Exercise instructions:
Return all lines that include the string "plantea".

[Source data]
>>>>

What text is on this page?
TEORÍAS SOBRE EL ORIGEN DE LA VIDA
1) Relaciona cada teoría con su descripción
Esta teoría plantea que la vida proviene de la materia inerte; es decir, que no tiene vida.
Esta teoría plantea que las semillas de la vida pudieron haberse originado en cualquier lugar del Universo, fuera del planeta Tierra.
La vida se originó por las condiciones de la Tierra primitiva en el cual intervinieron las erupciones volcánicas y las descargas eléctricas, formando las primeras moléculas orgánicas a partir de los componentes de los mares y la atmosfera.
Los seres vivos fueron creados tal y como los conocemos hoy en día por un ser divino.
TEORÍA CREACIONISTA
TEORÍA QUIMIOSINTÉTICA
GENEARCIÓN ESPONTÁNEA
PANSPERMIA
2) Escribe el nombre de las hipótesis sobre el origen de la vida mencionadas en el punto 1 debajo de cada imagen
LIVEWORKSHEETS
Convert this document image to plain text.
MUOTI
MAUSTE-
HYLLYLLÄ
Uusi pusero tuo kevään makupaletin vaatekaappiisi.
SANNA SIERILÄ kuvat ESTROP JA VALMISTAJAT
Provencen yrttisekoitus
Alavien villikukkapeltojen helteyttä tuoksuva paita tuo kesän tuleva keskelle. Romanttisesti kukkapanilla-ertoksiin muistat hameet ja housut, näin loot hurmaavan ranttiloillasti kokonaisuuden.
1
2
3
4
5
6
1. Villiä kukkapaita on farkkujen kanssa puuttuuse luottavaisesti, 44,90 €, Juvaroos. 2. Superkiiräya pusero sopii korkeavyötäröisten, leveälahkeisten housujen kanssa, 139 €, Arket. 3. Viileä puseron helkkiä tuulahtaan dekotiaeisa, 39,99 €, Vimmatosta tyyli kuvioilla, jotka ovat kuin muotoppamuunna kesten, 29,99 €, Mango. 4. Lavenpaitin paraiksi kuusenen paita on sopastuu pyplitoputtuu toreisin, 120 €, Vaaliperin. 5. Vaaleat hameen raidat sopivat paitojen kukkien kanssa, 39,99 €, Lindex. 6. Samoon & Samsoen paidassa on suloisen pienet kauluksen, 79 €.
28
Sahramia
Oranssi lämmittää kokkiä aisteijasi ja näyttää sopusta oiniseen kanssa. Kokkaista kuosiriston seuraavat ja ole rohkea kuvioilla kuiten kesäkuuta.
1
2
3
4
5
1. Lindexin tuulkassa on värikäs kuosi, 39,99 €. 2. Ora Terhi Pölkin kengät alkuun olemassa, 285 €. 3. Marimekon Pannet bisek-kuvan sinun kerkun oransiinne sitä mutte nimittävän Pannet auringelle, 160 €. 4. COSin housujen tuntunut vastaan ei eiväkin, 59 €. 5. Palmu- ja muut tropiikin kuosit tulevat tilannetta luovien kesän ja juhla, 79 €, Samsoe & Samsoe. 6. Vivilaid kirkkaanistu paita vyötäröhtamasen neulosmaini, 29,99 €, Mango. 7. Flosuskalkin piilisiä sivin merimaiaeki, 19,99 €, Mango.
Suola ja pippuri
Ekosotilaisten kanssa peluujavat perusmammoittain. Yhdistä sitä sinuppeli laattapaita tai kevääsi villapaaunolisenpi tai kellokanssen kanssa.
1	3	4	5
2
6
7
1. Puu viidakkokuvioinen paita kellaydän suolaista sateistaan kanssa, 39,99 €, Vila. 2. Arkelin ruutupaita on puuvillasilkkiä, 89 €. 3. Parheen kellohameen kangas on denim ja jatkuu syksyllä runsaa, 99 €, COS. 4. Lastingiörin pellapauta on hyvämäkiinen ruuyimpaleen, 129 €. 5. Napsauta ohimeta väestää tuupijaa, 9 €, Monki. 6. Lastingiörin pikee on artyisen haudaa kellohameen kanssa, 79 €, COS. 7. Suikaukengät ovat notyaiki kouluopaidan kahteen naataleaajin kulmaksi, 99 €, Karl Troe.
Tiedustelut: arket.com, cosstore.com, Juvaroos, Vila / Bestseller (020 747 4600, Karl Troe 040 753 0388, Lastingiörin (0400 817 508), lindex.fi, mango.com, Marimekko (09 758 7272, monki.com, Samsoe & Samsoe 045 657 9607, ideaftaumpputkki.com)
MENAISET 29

<<<<

Problem solution:
Esta teoría plantea que la vida proviene de la materia inerte; es decir, que no tiene vida.
Esta teoría plantea que las semillas de la vida pudieron haberse originado en cualquier lugar del Universo, fuera del planeta Tierra.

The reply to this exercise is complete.